Begin DATA LISTING

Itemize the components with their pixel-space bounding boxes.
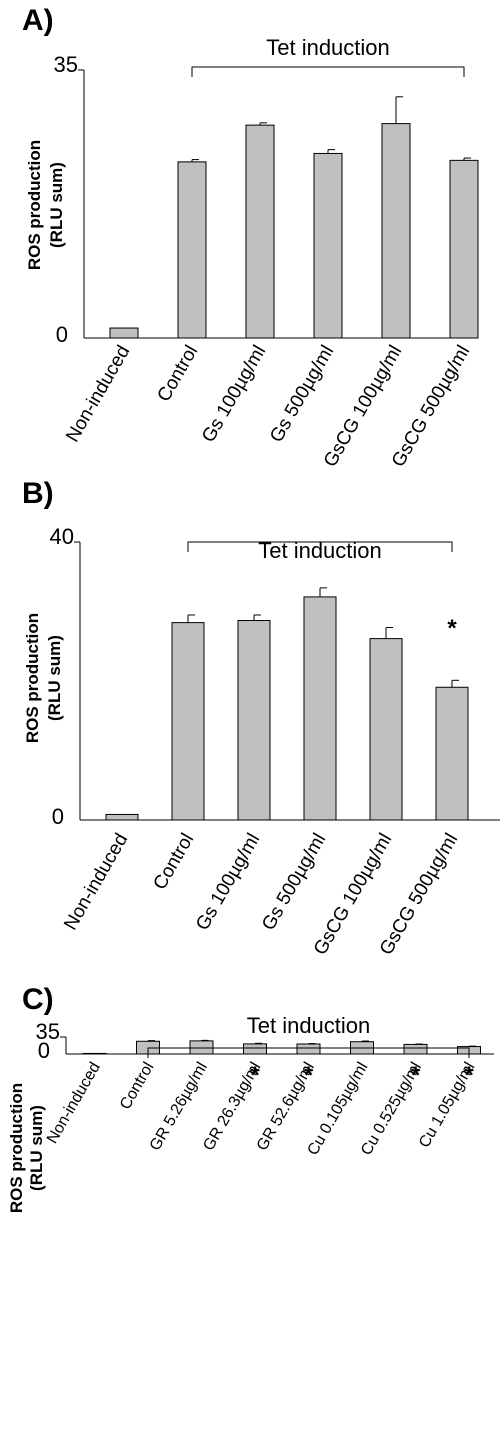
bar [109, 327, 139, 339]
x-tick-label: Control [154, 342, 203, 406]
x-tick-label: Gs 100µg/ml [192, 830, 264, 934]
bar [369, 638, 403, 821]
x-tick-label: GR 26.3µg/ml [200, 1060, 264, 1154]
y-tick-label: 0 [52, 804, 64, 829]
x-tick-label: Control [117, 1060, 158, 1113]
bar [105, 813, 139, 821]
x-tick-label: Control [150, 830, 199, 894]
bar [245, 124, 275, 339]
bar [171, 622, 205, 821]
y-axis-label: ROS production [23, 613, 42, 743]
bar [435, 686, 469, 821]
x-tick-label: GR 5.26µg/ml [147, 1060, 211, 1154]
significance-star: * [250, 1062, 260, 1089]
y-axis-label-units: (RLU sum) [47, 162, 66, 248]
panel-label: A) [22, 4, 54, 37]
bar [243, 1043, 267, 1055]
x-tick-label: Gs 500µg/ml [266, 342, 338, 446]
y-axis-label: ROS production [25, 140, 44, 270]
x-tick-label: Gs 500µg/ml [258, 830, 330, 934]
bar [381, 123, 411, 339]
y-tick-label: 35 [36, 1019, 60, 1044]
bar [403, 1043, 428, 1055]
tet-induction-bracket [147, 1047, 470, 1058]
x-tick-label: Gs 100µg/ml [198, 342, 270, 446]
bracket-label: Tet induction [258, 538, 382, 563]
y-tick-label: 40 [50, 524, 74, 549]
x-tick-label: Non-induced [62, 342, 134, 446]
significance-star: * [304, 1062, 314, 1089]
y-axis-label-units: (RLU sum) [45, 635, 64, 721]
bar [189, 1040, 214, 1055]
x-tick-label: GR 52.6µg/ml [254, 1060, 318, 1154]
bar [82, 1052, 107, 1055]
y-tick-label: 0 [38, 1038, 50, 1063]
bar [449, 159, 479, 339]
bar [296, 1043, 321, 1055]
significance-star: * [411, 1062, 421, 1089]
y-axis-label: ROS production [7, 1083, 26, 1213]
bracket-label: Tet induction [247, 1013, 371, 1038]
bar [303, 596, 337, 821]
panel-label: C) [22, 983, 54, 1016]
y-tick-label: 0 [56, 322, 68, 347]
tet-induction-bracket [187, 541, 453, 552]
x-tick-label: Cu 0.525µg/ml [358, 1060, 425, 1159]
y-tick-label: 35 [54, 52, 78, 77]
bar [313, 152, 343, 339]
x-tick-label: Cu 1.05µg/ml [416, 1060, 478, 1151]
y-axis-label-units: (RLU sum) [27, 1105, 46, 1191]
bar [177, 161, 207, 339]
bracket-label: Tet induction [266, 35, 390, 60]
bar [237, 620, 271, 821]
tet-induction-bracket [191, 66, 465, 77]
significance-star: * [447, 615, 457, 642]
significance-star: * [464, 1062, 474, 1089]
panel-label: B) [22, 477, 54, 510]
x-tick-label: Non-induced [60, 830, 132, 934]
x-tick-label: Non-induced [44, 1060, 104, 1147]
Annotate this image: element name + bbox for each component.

End DATA LISTING
Begin DATA LISTING

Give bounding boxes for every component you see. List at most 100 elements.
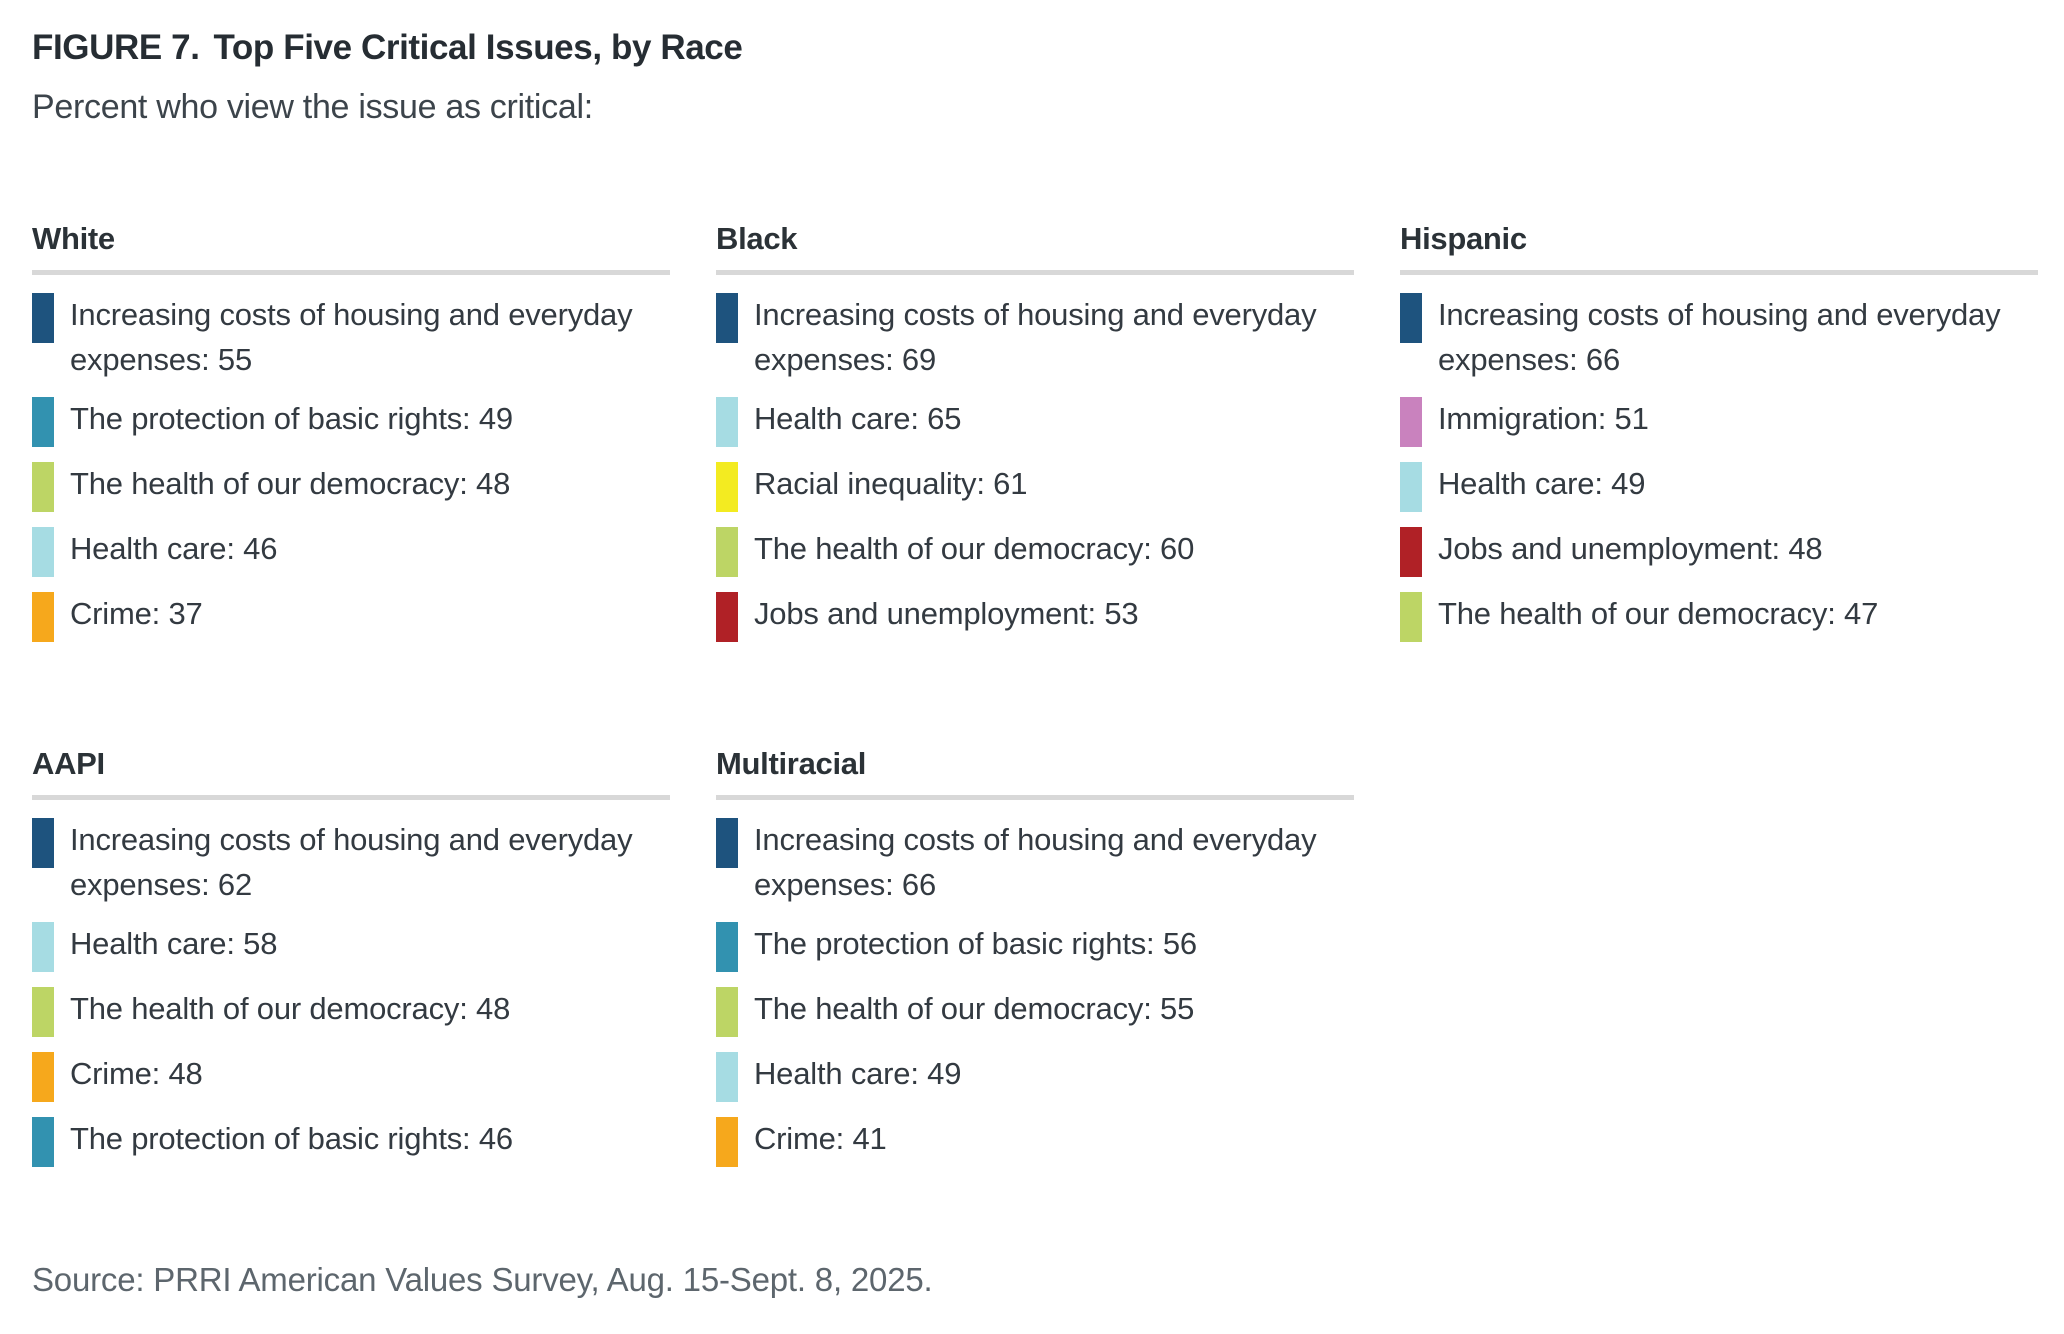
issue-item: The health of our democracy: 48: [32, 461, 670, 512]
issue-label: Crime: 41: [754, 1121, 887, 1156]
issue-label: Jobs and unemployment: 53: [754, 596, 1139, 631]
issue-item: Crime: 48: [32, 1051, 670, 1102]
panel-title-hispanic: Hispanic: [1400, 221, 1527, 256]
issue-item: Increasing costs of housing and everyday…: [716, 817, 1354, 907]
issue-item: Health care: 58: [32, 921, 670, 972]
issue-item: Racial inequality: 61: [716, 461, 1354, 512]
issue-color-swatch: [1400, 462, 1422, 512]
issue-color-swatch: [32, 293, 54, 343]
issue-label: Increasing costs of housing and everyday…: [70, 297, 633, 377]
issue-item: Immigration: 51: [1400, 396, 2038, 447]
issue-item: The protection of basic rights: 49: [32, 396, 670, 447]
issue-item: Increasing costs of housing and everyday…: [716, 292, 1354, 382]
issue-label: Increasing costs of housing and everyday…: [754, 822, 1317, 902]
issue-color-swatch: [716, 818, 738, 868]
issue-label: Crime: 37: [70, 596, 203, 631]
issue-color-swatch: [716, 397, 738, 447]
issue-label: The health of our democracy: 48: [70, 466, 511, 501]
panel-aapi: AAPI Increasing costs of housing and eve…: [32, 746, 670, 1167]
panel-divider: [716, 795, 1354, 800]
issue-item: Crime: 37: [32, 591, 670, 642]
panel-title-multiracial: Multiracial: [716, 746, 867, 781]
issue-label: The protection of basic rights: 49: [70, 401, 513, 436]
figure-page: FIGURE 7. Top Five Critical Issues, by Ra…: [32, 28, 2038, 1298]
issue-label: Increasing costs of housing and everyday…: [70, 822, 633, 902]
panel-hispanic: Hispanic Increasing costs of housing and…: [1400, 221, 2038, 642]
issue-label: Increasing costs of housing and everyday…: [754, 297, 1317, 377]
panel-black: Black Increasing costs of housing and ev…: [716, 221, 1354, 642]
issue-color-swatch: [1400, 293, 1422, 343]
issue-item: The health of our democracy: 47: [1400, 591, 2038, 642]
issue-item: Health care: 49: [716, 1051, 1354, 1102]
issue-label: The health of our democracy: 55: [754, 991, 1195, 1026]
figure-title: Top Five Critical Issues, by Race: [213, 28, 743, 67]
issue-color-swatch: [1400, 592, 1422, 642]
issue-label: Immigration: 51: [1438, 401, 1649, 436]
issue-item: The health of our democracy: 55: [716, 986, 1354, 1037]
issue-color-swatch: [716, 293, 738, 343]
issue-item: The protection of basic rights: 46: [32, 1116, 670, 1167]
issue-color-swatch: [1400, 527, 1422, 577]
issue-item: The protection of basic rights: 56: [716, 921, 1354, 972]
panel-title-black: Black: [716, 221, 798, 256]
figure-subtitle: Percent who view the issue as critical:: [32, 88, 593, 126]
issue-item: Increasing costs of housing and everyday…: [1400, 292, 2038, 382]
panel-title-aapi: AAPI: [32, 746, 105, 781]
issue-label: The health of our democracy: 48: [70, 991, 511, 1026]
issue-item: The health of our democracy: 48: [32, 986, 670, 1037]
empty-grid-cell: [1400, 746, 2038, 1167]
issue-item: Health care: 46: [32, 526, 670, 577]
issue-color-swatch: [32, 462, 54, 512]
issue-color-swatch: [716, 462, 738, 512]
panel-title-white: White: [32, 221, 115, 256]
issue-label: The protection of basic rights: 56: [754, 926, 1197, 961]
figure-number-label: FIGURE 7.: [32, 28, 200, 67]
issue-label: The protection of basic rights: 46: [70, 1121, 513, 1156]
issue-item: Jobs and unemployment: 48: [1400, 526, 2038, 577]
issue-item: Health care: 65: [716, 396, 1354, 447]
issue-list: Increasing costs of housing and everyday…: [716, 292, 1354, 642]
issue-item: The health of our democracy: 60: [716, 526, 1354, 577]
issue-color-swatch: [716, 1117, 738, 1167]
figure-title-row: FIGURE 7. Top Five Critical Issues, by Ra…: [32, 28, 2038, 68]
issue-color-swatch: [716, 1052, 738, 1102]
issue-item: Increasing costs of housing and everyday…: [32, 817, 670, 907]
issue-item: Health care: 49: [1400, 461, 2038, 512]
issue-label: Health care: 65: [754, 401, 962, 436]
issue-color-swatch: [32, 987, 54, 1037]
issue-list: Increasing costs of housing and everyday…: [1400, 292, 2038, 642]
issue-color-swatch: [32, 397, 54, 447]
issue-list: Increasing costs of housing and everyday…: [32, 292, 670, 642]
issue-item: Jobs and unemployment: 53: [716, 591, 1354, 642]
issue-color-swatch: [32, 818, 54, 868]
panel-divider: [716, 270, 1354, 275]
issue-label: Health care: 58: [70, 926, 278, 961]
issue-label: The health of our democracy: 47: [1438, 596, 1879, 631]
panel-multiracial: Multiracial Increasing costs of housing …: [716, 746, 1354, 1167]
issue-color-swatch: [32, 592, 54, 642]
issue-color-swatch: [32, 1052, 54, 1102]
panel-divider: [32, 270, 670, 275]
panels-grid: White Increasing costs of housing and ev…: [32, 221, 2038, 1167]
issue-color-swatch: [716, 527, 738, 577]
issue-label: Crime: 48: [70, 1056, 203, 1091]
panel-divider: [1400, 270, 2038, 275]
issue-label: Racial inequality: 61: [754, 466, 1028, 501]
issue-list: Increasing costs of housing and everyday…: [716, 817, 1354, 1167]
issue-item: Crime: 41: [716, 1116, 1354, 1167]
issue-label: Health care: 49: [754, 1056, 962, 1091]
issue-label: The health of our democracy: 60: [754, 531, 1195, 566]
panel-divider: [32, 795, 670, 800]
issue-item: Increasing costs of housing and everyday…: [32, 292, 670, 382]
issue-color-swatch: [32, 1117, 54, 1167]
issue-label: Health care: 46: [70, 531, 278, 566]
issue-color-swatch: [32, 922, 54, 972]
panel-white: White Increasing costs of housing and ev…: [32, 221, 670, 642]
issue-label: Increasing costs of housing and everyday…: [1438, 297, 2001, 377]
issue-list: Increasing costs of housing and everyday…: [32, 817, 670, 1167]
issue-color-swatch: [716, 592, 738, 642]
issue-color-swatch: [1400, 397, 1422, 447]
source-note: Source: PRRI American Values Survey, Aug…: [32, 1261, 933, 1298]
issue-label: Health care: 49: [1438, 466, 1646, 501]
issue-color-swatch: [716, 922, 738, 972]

End DATA LISTING
Begin DATA LISTING

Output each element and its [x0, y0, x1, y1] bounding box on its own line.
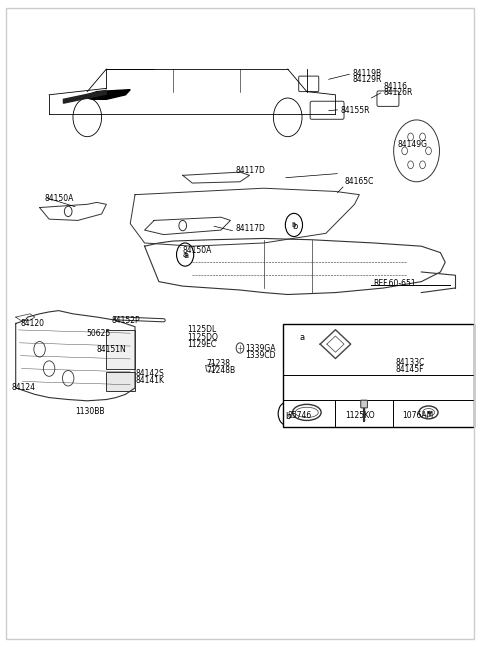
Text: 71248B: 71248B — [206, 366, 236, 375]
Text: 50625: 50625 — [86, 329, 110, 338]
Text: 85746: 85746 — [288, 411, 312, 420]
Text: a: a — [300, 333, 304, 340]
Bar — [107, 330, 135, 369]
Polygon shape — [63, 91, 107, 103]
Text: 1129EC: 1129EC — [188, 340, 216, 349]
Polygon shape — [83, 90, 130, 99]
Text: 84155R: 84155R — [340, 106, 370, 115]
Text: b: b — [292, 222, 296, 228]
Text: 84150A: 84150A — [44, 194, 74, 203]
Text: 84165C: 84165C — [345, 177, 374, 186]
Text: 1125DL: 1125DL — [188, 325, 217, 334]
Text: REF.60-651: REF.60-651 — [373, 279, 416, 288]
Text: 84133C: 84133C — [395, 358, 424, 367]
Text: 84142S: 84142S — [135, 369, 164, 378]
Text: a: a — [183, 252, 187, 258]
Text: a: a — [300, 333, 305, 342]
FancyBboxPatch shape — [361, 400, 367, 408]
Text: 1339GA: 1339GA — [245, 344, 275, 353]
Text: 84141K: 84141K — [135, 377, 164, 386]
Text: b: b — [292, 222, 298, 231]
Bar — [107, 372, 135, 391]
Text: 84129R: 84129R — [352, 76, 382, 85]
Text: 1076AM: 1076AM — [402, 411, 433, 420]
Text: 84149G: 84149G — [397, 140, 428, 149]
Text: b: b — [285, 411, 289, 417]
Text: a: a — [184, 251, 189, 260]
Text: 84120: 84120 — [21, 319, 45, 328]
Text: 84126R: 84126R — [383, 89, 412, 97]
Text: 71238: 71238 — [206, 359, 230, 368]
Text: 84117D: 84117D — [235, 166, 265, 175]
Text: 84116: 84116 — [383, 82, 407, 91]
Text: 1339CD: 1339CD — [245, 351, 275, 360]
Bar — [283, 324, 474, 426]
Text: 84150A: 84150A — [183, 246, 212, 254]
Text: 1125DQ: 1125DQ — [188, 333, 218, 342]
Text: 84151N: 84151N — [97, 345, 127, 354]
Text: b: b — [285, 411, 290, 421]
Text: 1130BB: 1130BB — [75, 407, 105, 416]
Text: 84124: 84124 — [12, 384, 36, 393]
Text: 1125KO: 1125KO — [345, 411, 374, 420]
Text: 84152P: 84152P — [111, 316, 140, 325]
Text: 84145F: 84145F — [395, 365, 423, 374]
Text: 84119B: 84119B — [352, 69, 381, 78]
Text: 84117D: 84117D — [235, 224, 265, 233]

End DATA LISTING

Copy the lines from the one containing "Text: 71248B: 71248B — [206, 366, 236, 375]" through the one containing "Text: b: b — [292, 222, 298, 231]", inclusive, keeping each line unchanged.

◆ THE REPLY:
Text: 71248B: 71248B — [206, 366, 236, 375]
Text: 50625: 50625 — [86, 329, 110, 338]
Text: 85746: 85746 — [288, 411, 312, 420]
Text: a: a — [300, 333, 304, 340]
Bar — [107, 330, 135, 369]
Polygon shape — [63, 91, 107, 103]
Text: 1129EC: 1129EC — [188, 340, 216, 349]
Polygon shape — [83, 90, 130, 99]
Text: 84155R: 84155R — [340, 106, 370, 115]
Text: b: b — [292, 222, 296, 228]
Text: 84150A: 84150A — [44, 194, 74, 203]
Text: 84165C: 84165C — [345, 177, 374, 186]
Text: 1125DL: 1125DL — [188, 325, 217, 334]
Text: REF.60-651: REF.60-651 — [373, 279, 416, 288]
Text: 84133C: 84133C — [395, 358, 424, 367]
Text: 84142S: 84142S — [135, 369, 164, 378]
Text: a: a — [183, 252, 187, 258]
Text: a: a — [300, 333, 305, 342]
FancyBboxPatch shape — [361, 400, 367, 408]
Text: 1339GA: 1339GA — [245, 344, 275, 353]
Text: 84141K: 84141K — [135, 377, 164, 386]
Text: b: b — [292, 222, 298, 231]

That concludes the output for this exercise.